* GOAL OF THE EXERCISE *
Swap "x-tick-label" for "x-axis-tick" in the lines from the one with "y-axis-title: MH+（GeV） bbox=[13, 97, 35, 214]" to the one with "y-tick-label: 600 bbox=[65, 166, 90, 183]", and return only those lines with everything else unchanged.

* Data items *
* * *
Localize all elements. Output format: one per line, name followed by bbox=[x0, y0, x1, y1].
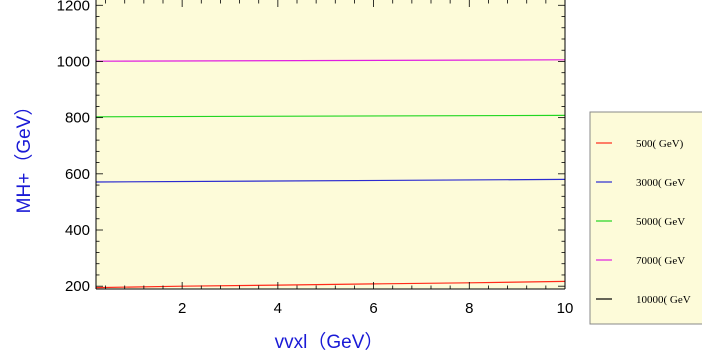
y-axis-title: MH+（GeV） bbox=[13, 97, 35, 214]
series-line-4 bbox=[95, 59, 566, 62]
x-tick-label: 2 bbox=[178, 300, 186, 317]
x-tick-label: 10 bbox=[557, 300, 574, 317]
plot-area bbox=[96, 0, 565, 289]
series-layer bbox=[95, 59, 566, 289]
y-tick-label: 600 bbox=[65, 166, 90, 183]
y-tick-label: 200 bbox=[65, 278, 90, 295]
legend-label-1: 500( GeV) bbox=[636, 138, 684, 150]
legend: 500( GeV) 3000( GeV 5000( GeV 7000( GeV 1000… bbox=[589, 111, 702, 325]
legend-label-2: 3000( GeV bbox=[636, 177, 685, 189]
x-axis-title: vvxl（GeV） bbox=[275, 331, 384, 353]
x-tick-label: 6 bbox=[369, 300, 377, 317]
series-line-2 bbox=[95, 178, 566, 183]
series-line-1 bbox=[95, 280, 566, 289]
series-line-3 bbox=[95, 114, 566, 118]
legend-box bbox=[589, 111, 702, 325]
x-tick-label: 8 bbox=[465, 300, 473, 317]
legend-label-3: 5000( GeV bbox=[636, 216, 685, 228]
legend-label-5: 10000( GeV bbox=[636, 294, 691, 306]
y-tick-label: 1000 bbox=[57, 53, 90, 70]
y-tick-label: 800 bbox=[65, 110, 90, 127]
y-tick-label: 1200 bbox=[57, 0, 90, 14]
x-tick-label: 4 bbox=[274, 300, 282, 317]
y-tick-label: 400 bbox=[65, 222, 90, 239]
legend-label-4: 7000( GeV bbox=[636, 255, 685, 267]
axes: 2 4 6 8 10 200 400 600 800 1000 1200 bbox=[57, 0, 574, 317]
* * *
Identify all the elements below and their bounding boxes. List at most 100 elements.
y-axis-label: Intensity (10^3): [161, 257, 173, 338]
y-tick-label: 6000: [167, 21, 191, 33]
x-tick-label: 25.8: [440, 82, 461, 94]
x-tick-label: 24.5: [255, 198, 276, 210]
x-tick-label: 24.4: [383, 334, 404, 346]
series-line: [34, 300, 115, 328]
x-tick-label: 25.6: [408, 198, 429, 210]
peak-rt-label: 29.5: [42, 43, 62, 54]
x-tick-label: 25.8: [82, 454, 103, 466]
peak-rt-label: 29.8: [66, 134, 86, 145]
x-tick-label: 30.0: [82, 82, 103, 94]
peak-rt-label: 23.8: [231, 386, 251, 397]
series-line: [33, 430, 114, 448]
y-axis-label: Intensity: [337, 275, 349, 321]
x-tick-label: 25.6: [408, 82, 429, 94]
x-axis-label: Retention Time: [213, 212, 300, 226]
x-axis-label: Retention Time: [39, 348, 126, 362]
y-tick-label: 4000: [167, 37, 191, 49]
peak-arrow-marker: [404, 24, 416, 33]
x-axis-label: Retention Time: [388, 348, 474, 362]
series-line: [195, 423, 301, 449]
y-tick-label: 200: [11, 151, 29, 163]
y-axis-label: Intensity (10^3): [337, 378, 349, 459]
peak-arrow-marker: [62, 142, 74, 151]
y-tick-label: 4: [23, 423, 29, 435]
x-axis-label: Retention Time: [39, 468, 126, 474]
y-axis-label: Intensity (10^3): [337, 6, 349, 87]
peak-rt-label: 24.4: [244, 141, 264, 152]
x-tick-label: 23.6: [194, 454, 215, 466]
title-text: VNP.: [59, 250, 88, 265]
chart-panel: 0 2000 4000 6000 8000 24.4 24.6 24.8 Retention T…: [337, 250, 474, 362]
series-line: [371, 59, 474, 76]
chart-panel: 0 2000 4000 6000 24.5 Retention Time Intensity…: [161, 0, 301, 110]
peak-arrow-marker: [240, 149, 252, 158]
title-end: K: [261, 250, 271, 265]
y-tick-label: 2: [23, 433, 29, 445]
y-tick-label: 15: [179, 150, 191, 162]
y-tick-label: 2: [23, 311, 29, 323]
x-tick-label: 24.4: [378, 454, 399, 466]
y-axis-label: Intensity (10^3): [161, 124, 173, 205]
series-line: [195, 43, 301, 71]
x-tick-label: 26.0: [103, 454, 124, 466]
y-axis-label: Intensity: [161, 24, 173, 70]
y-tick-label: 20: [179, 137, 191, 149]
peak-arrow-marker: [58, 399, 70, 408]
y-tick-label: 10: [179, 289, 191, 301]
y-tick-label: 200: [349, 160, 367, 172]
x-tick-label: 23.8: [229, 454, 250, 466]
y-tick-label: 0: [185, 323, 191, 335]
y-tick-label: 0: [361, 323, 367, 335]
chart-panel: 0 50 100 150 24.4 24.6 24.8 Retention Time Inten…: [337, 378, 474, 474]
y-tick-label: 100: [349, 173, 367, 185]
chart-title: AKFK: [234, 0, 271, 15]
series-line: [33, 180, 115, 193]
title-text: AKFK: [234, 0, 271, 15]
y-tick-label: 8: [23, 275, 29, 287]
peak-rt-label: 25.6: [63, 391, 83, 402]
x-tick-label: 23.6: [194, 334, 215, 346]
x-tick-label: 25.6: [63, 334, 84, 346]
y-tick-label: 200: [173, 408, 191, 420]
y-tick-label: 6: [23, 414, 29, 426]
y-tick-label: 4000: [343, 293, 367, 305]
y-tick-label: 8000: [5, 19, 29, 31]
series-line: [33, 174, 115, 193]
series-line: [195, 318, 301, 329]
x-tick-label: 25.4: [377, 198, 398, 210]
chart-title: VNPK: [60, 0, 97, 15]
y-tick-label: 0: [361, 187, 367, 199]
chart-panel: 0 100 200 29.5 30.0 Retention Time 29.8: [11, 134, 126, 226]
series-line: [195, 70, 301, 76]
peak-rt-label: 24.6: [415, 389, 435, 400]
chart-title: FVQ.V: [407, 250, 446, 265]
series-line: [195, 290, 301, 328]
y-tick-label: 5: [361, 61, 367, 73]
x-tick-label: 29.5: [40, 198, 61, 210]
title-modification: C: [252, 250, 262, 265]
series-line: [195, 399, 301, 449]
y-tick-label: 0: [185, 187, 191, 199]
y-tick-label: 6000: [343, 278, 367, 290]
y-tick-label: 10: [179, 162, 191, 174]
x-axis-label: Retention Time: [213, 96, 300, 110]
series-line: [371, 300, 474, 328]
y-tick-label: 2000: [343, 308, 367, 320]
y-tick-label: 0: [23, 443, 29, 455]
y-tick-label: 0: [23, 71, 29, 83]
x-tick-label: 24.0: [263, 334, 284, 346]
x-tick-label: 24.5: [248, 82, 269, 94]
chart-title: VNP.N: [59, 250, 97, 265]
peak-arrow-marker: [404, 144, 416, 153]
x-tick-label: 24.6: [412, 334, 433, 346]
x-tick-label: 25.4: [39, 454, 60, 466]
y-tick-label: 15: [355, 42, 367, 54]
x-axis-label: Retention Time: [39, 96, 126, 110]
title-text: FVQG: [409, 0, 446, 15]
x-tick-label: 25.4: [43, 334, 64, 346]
* * *
* ANSWER FOR THIS EXERCISE *
y-axis-title: MH+（GeV） bbox=[13, 97, 35, 214]
series-line-4 bbox=[95, 59, 566, 62]
x-axis-tick: 2 bbox=[178, 300, 186, 317]
x-axis-tick: 10 bbox=[557, 300, 574, 317]
plot-area bbox=[96, 0, 565, 289]
series-layer bbox=[95, 59, 566, 289]
y-tick-label: 600 bbox=[65, 166, 90, 183]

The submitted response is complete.